— TASK OBJECTIVE —
Find and copy each line of the records where the string "title" shows up.

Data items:
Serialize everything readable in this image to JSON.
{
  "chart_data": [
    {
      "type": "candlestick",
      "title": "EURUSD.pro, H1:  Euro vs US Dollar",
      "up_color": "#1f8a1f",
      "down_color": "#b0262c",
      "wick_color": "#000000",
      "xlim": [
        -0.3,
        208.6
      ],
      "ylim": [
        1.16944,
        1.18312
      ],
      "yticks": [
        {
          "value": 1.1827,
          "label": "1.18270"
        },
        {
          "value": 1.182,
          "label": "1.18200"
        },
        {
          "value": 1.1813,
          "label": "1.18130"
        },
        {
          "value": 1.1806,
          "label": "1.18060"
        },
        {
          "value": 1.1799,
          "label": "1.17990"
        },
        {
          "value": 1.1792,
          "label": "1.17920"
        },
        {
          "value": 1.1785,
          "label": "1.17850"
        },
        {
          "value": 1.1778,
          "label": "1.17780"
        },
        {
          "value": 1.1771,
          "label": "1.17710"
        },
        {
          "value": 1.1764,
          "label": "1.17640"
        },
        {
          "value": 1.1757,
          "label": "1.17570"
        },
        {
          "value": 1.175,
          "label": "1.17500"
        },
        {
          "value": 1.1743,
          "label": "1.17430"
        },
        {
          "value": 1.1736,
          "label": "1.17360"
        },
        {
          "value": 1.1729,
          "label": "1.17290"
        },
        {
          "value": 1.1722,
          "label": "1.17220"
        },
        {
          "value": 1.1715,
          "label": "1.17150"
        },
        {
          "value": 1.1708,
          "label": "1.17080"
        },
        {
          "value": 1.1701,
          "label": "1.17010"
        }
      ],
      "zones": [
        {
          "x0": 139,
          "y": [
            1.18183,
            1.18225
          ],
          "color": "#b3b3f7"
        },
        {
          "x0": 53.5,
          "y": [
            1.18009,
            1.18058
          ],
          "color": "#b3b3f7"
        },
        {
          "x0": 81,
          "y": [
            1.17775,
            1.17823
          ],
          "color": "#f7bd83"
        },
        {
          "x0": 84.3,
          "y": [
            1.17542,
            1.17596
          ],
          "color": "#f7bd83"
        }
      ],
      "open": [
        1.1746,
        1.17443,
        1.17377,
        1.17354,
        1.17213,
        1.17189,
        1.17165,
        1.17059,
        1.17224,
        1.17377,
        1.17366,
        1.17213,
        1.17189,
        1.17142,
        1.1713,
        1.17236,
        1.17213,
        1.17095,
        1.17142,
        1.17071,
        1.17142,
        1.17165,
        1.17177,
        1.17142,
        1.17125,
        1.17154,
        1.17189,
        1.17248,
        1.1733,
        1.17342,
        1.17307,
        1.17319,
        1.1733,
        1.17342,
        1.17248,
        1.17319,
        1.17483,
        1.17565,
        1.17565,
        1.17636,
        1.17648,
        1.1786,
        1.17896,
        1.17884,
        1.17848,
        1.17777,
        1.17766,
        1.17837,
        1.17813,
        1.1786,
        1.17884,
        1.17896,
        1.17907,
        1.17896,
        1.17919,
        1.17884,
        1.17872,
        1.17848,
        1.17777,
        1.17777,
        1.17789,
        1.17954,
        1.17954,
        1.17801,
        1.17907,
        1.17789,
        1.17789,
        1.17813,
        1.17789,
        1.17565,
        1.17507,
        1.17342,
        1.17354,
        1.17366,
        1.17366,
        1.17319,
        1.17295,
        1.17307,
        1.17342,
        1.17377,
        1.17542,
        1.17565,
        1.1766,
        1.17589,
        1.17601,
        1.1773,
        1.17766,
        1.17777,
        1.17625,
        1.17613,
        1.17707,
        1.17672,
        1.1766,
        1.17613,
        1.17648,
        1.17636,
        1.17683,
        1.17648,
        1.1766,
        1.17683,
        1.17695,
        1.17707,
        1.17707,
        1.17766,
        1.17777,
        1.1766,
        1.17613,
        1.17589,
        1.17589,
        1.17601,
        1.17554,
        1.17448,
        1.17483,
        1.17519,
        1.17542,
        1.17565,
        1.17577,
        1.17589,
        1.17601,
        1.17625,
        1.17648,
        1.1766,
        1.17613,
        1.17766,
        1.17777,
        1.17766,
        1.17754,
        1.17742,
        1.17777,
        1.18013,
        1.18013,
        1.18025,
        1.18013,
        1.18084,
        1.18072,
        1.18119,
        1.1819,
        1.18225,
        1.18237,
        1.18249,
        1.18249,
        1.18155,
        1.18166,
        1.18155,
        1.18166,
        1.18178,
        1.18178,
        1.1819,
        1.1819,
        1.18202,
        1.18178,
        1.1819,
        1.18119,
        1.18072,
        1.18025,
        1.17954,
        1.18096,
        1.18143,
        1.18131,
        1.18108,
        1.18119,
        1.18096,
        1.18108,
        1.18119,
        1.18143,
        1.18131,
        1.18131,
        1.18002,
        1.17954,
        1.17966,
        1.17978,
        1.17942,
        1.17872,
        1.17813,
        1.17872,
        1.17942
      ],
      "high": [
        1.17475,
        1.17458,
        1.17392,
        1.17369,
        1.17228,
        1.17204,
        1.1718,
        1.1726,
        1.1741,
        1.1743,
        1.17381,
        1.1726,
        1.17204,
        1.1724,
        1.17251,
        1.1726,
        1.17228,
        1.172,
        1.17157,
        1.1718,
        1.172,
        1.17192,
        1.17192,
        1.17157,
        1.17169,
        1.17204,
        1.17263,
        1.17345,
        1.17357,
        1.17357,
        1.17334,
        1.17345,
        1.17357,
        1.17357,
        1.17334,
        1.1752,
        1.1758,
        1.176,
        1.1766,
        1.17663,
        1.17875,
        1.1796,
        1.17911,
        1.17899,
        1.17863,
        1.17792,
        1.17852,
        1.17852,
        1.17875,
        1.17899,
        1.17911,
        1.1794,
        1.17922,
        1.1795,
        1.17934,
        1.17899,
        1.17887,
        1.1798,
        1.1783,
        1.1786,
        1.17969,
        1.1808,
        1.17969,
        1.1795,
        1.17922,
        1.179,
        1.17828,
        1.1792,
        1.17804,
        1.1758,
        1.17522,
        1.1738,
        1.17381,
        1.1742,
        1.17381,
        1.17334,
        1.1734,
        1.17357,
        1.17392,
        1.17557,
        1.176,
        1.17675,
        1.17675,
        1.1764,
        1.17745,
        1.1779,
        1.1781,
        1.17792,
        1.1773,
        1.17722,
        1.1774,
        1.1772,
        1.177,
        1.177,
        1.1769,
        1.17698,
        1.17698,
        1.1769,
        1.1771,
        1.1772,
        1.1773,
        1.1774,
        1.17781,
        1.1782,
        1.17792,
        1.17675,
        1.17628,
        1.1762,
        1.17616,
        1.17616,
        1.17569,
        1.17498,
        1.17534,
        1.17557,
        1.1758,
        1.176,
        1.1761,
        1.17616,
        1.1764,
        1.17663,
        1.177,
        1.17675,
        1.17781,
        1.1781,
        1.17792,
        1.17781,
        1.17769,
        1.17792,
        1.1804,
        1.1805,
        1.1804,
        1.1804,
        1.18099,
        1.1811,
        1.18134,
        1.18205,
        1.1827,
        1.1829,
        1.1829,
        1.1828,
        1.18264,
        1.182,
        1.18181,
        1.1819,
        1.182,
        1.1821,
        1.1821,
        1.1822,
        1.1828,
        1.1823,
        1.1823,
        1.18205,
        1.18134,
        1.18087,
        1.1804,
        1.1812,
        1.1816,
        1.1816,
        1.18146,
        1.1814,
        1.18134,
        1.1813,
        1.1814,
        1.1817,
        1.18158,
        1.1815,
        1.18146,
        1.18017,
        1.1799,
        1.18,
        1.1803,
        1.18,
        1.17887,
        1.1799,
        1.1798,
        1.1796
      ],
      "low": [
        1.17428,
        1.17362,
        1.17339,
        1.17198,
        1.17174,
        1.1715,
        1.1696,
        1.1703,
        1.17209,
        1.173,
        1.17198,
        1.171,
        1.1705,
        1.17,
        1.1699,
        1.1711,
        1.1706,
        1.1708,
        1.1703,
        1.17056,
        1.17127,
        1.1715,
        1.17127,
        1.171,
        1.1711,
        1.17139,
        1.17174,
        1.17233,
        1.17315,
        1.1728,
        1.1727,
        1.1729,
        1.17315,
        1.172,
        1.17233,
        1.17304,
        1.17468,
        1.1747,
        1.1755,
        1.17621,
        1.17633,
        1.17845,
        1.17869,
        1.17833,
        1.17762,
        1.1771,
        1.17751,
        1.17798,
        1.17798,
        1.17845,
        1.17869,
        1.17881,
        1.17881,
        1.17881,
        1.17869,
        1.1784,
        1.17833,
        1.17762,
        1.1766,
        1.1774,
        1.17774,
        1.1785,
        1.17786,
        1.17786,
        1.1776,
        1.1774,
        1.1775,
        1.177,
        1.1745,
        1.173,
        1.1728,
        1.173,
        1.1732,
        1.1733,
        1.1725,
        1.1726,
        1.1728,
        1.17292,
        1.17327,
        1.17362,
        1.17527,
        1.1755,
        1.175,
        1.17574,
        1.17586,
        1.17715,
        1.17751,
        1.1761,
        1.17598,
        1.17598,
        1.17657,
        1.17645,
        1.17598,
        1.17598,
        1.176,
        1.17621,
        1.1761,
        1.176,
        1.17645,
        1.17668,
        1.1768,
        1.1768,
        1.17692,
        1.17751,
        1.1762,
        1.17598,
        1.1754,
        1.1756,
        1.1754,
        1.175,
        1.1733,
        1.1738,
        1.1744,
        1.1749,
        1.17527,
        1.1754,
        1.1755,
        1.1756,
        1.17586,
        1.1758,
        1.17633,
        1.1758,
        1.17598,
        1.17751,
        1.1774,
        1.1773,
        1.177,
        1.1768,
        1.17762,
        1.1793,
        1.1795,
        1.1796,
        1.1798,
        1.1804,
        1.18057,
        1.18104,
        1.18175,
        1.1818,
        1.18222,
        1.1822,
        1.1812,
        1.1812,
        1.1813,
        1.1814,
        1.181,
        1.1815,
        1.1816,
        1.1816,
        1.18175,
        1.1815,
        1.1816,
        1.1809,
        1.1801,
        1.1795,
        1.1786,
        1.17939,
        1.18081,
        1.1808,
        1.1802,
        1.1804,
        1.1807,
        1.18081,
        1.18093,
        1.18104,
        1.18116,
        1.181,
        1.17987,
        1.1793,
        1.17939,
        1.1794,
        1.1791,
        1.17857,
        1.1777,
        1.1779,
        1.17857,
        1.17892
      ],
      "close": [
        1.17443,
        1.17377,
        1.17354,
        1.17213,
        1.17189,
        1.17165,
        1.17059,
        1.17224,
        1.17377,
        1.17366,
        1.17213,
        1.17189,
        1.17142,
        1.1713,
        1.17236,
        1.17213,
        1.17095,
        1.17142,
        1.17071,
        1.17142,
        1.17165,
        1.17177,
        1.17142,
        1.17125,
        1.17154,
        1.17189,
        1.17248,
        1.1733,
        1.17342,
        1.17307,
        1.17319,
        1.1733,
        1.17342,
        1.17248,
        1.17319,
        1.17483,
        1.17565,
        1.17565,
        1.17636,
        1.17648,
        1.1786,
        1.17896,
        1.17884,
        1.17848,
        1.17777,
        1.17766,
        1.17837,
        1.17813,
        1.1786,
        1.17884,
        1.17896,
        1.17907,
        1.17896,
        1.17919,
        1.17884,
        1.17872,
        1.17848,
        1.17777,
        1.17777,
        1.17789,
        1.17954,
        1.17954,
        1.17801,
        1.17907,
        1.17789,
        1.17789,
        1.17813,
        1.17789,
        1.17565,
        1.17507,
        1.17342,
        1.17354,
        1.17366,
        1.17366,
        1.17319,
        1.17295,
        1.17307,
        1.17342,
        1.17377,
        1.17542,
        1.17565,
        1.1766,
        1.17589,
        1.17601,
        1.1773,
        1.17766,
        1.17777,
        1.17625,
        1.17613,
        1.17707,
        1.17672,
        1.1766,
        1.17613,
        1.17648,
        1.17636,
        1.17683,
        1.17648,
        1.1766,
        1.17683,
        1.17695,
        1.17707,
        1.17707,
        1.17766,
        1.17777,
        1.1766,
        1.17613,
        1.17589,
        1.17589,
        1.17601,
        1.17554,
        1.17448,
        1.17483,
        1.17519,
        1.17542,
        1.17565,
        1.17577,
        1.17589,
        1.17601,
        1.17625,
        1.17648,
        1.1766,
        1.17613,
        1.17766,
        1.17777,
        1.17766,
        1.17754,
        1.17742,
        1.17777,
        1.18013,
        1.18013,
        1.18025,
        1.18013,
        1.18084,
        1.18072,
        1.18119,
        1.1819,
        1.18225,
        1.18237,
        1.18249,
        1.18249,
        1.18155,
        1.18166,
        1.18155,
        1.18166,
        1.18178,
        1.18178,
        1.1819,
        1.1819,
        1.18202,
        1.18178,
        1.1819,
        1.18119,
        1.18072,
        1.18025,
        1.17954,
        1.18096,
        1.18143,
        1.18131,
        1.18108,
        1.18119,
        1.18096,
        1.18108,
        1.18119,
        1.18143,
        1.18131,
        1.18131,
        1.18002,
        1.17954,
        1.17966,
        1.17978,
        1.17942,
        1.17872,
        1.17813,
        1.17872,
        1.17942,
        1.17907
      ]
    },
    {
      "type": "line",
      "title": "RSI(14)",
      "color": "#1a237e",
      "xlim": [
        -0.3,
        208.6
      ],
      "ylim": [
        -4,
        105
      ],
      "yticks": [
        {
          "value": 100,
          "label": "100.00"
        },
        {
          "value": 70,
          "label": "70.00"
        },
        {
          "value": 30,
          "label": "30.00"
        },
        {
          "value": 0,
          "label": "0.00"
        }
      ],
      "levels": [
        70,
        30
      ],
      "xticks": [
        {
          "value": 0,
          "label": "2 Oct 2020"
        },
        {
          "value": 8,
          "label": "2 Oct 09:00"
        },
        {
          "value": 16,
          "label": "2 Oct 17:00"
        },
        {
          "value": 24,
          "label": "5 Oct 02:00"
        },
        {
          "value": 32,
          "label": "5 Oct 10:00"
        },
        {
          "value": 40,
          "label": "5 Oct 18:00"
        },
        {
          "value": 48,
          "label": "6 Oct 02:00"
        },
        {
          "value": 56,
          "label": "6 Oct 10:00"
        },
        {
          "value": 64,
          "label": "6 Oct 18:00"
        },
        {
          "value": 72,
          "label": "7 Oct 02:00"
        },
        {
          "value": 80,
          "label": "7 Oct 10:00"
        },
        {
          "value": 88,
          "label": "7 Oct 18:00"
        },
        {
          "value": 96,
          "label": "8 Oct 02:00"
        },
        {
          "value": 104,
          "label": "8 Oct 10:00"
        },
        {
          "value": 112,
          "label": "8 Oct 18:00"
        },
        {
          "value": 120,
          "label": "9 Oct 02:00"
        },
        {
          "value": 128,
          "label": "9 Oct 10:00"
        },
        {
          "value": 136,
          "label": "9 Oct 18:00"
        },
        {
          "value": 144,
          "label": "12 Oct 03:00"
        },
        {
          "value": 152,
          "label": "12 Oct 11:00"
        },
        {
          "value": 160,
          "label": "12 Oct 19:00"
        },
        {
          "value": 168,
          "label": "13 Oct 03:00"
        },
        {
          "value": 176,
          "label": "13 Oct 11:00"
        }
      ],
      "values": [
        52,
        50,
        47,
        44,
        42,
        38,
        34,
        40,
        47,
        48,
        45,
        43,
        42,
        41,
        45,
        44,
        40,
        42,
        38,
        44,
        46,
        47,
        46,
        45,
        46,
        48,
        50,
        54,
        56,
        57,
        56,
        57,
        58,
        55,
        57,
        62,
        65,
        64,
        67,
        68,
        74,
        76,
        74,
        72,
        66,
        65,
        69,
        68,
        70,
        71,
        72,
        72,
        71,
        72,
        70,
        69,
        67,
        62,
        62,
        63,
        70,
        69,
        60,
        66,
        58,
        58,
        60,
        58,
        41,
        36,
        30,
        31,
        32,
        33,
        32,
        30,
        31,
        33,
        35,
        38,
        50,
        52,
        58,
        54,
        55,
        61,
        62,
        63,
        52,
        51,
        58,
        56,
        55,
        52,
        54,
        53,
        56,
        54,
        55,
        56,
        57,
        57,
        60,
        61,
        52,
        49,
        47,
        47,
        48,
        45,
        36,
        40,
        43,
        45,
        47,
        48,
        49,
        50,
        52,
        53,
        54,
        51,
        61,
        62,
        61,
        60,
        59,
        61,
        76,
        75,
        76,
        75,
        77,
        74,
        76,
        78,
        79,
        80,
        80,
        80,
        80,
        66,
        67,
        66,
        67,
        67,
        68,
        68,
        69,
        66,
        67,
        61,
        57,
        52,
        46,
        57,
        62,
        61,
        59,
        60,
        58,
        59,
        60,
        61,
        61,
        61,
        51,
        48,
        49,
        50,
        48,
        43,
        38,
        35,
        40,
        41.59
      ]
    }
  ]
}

— TASK RESULT —
      "title": "EURUSD.pro, H1:  Euro vs US Dollar",
      "title": "RSI(14)",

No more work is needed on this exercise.